** start of Record list **

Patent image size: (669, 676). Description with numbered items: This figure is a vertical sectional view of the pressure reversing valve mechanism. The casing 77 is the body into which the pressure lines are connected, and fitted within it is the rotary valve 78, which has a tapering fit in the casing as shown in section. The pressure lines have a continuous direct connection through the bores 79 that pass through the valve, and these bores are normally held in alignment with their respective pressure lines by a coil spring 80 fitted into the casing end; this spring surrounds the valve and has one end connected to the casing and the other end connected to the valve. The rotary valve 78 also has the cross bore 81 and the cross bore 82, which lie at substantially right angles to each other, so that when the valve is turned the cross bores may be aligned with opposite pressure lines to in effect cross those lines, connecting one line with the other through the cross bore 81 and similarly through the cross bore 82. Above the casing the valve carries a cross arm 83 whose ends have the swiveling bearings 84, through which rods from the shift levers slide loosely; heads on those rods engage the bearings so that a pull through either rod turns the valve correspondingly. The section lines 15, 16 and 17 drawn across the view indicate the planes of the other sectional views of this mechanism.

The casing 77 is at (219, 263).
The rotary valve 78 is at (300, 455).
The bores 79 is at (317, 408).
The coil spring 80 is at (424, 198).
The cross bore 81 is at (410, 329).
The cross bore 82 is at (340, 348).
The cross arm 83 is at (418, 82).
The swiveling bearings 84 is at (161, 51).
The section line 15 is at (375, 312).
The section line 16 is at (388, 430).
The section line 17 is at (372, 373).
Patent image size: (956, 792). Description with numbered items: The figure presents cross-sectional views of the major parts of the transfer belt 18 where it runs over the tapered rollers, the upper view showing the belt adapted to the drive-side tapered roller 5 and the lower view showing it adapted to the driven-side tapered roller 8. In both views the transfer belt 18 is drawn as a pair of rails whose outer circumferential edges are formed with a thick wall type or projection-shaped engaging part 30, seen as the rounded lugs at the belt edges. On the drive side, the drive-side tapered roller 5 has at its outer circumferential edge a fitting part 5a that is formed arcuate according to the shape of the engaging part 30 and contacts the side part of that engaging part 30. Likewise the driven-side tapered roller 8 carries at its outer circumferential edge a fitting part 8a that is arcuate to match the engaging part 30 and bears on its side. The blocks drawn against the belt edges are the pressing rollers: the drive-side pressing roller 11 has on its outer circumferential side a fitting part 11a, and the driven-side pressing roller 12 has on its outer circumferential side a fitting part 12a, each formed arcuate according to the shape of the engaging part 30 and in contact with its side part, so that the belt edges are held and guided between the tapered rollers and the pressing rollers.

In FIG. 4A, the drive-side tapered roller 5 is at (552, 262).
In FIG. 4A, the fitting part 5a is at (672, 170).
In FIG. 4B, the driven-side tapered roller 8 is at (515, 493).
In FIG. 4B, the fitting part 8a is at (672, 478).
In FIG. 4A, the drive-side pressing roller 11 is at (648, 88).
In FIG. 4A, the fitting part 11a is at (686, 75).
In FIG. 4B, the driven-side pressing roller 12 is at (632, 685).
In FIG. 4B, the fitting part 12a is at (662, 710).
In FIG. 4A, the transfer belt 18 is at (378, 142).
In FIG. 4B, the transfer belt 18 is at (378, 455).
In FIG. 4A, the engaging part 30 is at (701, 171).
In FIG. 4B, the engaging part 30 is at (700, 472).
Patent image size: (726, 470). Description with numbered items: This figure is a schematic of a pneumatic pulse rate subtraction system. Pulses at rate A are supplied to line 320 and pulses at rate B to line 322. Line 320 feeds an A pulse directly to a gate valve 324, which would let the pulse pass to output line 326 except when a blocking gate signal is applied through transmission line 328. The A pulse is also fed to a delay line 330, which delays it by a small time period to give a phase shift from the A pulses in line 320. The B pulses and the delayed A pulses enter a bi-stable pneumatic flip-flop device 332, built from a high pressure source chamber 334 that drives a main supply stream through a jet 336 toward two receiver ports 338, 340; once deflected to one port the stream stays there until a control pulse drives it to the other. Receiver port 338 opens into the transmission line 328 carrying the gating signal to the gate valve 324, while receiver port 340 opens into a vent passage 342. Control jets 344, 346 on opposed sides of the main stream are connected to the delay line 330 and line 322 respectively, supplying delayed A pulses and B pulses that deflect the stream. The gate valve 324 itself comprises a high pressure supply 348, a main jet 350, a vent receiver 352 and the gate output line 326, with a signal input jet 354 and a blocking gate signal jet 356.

** end of Record list **

Copy the drawing layout listing above word for word.

Patent image size: (669, 676). Description with numbered items: This figure is a vertical sectional view of the pressure reversing valve mechanism. The casing 77 is the body into which the pressure lines are connected, and fitted within it is the rotary valve 78, which has a tapering fit in the casing as shown in section. The pressure lines have a continuous direct connection through the bores 79 that pass through the valve, and these bores are normally held in alignment with their respective pressure lines by a coil spring 80 fitted into the casing end; this spring surrounds the valve and has one end connected to the casing and the other end connected to the valve. The rotary valve 78 also has the cross bore 81 and the cross bore 82, which lie at substantially right angles to each other, so that when the valve is turned the cross bores may be aligned with opposite pressure lines to in effect cross those lines, connecting one line with the other through the cross bore 81 and similarly through the cross bore 82. Above the casing the valve carries a cross arm 83 whose ends have the swiveling bearings 84, through which rods from the shift levers slide loosely; heads on those rods engage the bearings so that a pull through either rod turns the valve correspondingly. The section lines 15, 16 and 17 drawn across the view indicate the planes of the other sectional views of this mechanism.

The casing 77 is at (219, 263).
The rotary valve 78 is at (300, 455).
The bores 79 is at (317, 408).
The coil spring 80 is at (424, 198).
The cross bore 81 is at (410, 329).
The cross bore 82 is at (340, 348).
The cross arm 83 is at (418, 82).
The swiveling bearings 84 is at (161, 51).
The section line 15 is at (375, 312).
The section line 16 is at (388, 430).
The section line 17 is at (372, 373).
Patent image size: (956, 792). Description with numbered items: The figure presents cross-sectional views of the major parts of the transfer belt 18 where it runs over the tapered rollers, the upper view showing the belt adapted to the drive-side tapered roller 5 and the lower view showing it adapted to the driven-side tapered roller 8. In both views the transfer belt 18 is drawn as a pair of rails whose outer circumferential edges are formed with a thick wall type or projection-shaped engaging part 30, seen as the rounded lugs at the belt edges. On the drive side, the drive-side tapered roller 5 has at its outer circumferential edge a fitting part 5a that is formed arcuate according to the shape of the engaging part 30 and contacts the side part of that engaging part 30. Likewise the driven-side tapered roller 8 carries at its outer circumferential edge a fitting part 8a that is arcuate to match the engaging part 30 and bears on its side. The blocks drawn against the belt edges are the pressing rollers: the drive-side pressing roller 11 has on its outer circumferential side a fitting part 11a, and the driven-side pressing roller 12 has on its outer circumferential side a fitting part 12a, each formed arcuate according to the shape of the engaging part 30 and in contact with its side part, so that the belt edges are held and guided between the tapered rollers and the pressing rollers.

In FIG. 4A, the drive-side tapered roller 5 is at (552, 262).
In FIG. 4A, the fitting part 5a is at (672, 170).
In FIG. 4B, the driven-side tapered roller 8 is at (515, 493).
In FIG. 4B, the fitting part 8a is at (672, 478).
In FIG. 4A, the drive-side pressing roller 11 is at (648, 88).
In FIG. 4A, the fitting part 11a is at (686, 75).
In FIG. 4B, the driven-side pressing roller 12 is at (632, 685).
In FIG. 4B, the fitting part 12a is at (662, 710).
In FIG. 4A, the transfer belt 18 is at (378, 142).
In FIG. 4B, the transfer belt 18 is at (378, 455).
In FIG. 4A, the engaging part 30 is at (701, 171).
In FIG. 4B, the engaging part 30 is at (700, 472).
Patent image size: (726, 470). Description with numbered items: This figure is a schematic of a pneumatic pulse rate subtraction system. Pulses at rate A are supplied to line 320 and pulses at rate B to line 322. Line 320 feeds an A pulse directly to a gate valve 324, which would let the pulse pass to output line 326 except when a blocking gate signal is applied through transmission line 328. The A pulse is also fed to a delay line 330, which delays it by a small time period to give a phase shift from the A pulses in line 320. The B pulses and the delayed A pulses enter a bi-stable pneumatic flip-flop device 332, built from a high pressure source chamber 334 that drives a main supply stream through a jet 336 toward two receiver ports 338, 340; once deflected to one port the stream stays there until a control pulse drives it to the other. Receiver port 338 opens into the transmission line 328 carrying the gating signal to the gate valve 324, while receiver port 340 opens into a vent passage 342. Control jets 344, 346 on opposed sides of the main stream are connected to the delay line 330 and line 322 respectively, supplying delayed A pulses and B pulses that deflect the stream. The gate valve 324 itself comprises a high pressure supply 348, a main jet 350, a vent receiver 352 and the gate output line 326, with a signal input jet 354 and a blocking gate signal jet 356.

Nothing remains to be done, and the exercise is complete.